## [Source text]
The area of study has a high level of Barchan dune movement; which varies from 20 to 100 m/year, and exhibits strong correlation with effective winds, dune size, ground length of the windward side and mean slope angle of the windward side [14-38]. Analysis of the wind data at the Kharga station indicated that about 95% of the effective wind is coming from the north direction at speed of 20 km/hr which actively moves the smaller dunes at faster rate than the larger ones. This is due to the sand mass transported decreases, as the dune gets smaller. Indeed, the land use and cover are playing a major role in such movements where the vegetation cover minimizes the movements and stabilizes the sand dunes [34].

In this research, remotely sensed data as a source of information and GIS techniques were used to trace the dune morphology and determine the sand dune movements in integrated manner to provide a baseline for operational system for sand dune hazard in the area of study.

2. Study Area

Toshka depression area is located in the south Western Desert of Egypt, at about 250 km southwest of Aswan city, between latitudes 22˚30'N - 23˚45'N and longitudes 30˚0'E - 31˚30'E (Figure 1). The Toshka depression is bounded by Sinn EL-Kaddab plateau from the north, which is capped by Paleocene and Eocene limestone and chalk. It is hosting two aeolian features of great importance as a source of dune in the area.

## [Short task]
Translate this sentence from the text on sand dunes in the Toshka area into Spanish: "The Toshka depression is bounded by Sinn EL-Kaddab plateau from the north, which is capped by Paleocene and Eocene limestone and chalk."

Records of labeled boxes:
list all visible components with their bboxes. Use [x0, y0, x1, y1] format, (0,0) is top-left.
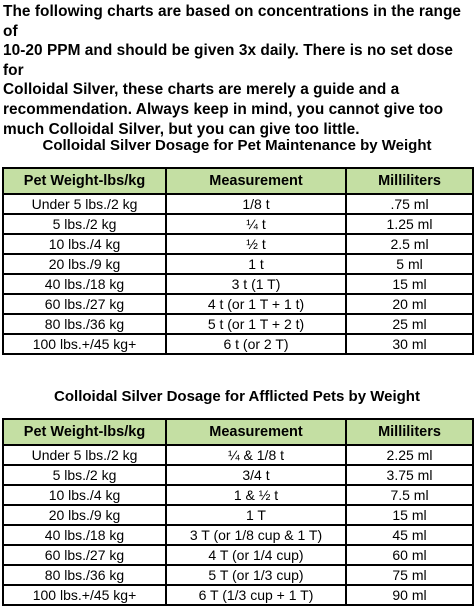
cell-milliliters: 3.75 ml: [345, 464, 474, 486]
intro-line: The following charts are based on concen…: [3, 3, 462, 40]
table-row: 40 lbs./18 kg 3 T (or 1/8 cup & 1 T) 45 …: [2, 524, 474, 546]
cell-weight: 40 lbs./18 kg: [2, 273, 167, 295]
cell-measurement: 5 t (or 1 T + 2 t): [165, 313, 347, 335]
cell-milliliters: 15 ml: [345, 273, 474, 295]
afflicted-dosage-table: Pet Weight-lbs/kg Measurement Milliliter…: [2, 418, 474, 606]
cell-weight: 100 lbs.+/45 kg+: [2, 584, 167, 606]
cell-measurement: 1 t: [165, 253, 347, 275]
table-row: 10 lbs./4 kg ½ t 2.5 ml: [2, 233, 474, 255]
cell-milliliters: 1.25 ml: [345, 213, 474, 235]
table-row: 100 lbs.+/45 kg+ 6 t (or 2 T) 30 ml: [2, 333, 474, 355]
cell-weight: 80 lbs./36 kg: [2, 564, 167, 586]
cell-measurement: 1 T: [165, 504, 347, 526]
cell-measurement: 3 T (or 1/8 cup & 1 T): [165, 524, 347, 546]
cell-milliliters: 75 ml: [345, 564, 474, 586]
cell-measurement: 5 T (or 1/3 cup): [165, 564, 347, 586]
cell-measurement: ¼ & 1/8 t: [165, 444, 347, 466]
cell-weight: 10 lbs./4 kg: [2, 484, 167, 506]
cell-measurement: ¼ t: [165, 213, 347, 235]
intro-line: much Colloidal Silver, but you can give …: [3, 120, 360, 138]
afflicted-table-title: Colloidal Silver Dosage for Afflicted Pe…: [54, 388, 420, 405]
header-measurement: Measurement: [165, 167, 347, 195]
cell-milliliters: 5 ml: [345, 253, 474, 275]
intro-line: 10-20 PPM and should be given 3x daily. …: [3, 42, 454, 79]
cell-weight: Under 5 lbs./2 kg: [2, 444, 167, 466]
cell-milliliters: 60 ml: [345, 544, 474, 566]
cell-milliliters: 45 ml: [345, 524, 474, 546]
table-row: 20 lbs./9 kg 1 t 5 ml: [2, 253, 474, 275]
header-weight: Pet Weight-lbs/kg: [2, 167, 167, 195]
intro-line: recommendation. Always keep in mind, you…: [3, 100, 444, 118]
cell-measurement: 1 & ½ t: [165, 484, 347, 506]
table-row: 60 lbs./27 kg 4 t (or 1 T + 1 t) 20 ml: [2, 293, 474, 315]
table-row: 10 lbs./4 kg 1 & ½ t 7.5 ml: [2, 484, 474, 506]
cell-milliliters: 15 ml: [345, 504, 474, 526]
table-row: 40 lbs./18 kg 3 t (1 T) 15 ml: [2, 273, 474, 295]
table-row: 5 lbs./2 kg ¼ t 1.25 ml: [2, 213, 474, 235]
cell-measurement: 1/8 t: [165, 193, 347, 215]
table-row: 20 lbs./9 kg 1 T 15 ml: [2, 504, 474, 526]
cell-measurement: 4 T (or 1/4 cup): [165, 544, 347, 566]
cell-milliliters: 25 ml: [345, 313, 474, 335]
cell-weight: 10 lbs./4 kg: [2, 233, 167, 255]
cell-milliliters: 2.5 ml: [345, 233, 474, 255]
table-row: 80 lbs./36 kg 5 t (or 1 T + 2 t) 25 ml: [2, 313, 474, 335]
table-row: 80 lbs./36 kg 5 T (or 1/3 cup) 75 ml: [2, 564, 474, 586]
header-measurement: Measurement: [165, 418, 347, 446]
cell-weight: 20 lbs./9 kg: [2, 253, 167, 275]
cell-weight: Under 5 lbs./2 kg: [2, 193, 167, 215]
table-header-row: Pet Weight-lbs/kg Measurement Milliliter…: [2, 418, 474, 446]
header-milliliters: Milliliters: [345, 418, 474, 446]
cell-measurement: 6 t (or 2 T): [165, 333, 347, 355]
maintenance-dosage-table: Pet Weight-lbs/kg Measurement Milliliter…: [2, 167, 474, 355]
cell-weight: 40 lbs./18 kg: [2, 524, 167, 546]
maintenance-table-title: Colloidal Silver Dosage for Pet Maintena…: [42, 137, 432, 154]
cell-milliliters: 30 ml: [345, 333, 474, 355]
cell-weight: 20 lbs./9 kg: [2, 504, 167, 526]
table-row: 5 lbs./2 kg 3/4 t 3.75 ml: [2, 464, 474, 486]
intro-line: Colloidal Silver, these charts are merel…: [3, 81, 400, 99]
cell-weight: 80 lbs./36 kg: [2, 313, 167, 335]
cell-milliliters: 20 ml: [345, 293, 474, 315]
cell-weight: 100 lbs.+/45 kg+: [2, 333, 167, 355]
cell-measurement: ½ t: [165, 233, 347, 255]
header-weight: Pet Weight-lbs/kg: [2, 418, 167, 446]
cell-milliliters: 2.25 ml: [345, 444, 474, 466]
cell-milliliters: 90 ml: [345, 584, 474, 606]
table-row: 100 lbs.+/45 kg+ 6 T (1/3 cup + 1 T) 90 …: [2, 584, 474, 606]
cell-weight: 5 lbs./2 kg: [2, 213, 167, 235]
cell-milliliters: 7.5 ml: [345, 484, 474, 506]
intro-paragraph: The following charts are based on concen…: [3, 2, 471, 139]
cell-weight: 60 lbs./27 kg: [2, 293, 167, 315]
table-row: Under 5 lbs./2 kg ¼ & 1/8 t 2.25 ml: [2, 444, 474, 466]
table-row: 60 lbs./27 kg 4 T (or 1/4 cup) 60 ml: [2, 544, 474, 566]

## [Final answer]
La depresión de Toshka está limitada al norte por la meseta de Sinn EL-Kaddab, que está coronada por caliza y creta del Paleoceno y del Eoceno.